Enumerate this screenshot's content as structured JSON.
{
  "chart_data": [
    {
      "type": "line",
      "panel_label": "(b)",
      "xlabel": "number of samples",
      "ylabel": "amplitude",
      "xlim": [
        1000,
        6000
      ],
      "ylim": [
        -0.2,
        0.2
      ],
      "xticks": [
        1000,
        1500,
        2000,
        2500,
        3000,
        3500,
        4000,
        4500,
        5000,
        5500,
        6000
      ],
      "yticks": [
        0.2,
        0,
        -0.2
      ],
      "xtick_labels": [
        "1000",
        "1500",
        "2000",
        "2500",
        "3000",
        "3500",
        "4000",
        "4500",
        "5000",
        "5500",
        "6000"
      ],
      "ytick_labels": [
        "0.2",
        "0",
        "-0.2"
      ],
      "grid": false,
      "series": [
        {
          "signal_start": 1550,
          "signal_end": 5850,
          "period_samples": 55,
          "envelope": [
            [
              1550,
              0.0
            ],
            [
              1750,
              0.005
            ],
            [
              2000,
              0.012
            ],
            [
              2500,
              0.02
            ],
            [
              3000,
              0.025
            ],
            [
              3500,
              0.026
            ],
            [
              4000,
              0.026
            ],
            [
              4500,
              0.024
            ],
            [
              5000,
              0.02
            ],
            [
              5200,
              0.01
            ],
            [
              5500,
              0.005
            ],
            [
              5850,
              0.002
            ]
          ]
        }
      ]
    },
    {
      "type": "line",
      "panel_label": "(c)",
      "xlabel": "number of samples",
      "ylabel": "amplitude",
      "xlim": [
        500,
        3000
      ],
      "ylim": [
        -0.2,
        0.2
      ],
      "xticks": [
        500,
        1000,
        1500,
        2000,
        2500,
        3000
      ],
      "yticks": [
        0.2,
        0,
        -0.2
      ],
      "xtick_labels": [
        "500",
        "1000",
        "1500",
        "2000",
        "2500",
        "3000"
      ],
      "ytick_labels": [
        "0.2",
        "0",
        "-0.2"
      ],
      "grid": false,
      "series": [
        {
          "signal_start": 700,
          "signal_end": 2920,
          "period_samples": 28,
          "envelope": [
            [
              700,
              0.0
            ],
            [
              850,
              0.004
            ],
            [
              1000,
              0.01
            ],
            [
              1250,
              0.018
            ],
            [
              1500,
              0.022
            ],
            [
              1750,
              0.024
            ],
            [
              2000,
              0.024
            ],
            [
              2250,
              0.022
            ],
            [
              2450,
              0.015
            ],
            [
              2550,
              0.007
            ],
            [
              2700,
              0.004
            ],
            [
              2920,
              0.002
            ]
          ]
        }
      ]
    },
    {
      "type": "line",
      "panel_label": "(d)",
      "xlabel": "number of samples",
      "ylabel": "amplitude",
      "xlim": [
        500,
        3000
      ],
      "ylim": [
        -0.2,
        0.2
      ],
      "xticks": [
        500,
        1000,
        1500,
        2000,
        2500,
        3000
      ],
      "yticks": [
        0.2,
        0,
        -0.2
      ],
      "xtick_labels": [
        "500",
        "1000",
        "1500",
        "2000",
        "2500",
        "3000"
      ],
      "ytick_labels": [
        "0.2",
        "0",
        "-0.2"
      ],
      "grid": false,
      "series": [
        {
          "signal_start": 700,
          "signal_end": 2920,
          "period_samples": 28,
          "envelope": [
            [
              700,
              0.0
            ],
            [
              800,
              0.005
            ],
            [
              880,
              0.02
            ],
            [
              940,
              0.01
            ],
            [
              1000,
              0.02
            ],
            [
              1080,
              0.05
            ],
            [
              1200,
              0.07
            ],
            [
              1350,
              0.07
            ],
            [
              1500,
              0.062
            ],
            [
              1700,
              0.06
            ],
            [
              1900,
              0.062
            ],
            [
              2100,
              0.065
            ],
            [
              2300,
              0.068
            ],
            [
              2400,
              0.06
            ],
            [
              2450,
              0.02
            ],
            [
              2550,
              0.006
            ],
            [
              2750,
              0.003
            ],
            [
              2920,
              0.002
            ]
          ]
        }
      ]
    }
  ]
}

Challenge - Extract the full listing and reproduce each line exactly.

The response -
Enumerate this screenshot's content as structured JSON.
{
  "chart_data": [
    {
      "type": "line",
      "panel_label": "(b)",
      "xlabel": "number of samples",
      "ylabel": "amplitude",
      "xlim": [
        1000,
        6000
      ],
      "ylim": [
        -0.2,
        0.2
      ],
      "xticks": [
        1000,
        1500,
        2000,
        2500,
        3000,
        3500,
        4000,
        4500,
        5000,
        5500,
        6000
      ],
      "yticks": [
        0.2,
        0,
        -0.2
      ],
      "xtick_labels": [
        "1000",
        "1500",
        "2000",
        "2500",
        "3000",
        "3500",
        "4000",
        "4500",
        "5000",
        "5500",
        "6000"
      ],
      "ytick_labels": [
        "0.2",
        "0",
        "-0.2"
      ],
      "grid": false,
      "series": [
        {
          "signal_start": 1550,
          "signal_end": 5850,
          "period_samples": 55,
          "envelope": [
            [
              1550,
              0.0
            ],
            [
              1750,
              0.005
            ],
            [
              2000,
              0.012
            ],
            [
              2500,
              0.02
            ],
            [
              3000,
              0.025
            ],
            [
              3500,
              0.026
            ],
            [
              4000,
              0.026
            ],
            [
              4500,
              0.024
            ],
            [
              5000,
              0.02
            ],
            [
              5200,
              0.01
            ],
            [
              5500,
              0.005
            ],
            [
              5850,
              0.002
            ]
          ]
        }
      ]
    },
    {
      "type": "line",
      "panel_label": "(c)",
      "xlabel": "number of samples",
      "ylabel": "amplitude",
      "xlim": [
        500,
        3000
      ],
      "ylim": [
        -0.2,
        0.2
      ],
      "xticks": [
        500,
        1000,
        1500,
        2000,
        2500,
        3000
      ],
      "yticks": [
        0.2,
        0,
        -0.2
      ],
      "xtick_labels": [
        "500",
        "1000",
        "1500",
        "2000",
        "2500",
        "3000"
      ],
      "ytick_labels": [
        "0.2",
        "0",
        "-0.2"
      ],
      "grid": false,
      "series": [
        {
          "signal_start": 700,
          "signal_end": 2920,
          "period_samples": 28,
          "envelope": [
            [
              700,
              0.0
            ],
            [
              850,
              0.004
            ],
            [
              1000,
              0.01
            ],
            [
              1250,
              0.018
            ],
            [
              1500,
              0.022
            ],
            [
              1750,
              0.024
            ],
            [
              2000,
              0.024
            ],
            [
              2250,
              0.022
            ],
            [
              2450,
              0.015
            ],
            [
              2550,
              0.007
            ],
            [
              2700,
              0.004
            ],
            [
              2920,
              0.002
            ]
          ]
        }
      ]
    },
    {
      "type": "line",
      "panel_label": "(d)",
      "xlabel": "number of samples",
      "ylabel": "amplitude",
      "xlim": [
        500,
        3000
      ],
      "ylim": [
        -0.2,
        0.2
      ],
      "xticks": [
        500,
        1000,
        1500,
        2000,
        2500,
        3000
      ],
      "yticks": [
        0.2,
        0,
        -0.2
      ],
      "xtick_labels": [
        "500",
        "1000",
        "1500",
        "2000",
        "2500",
        "3000"
      ],
      "ytick_labels": [
        "0.2",
        "0",
        "-0.2"
      ],
      "grid": false,
      "series": [
        {
          "signal_start": 700,
          "signal_end": 2920,
          "period_samples": 28,
          "envelope": [
            [
              700,
              0.0
            ],
            [
              800,
              0.005
            ],
            [
              880,
              0.02
            ],
            [
              940,
              0.01
            ],
            [
              1000,
              0.02
            ],
            [
              1080,
              0.05
            ],
            [
              1200,
              0.07
            ],
            [
              1350,
              0.07
            ],
            [
              1500,
              0.062
            ],
            [
              1700,
              0.06
            ],
            [
              1900,
              0.062
            ],
            [
              2100,
              0.065
            ],
            [
              2300,
              0.068
            ],
            [
              2400,
              0.06
            ],
            [
              2450,
              0.02
            ],
            [
              2550,
              0.006
            ],
            [
              2750,
              0.003
            ],
            [
              2920,
              0.002
            ]
          ]
        }
      ]
    }
  ]
}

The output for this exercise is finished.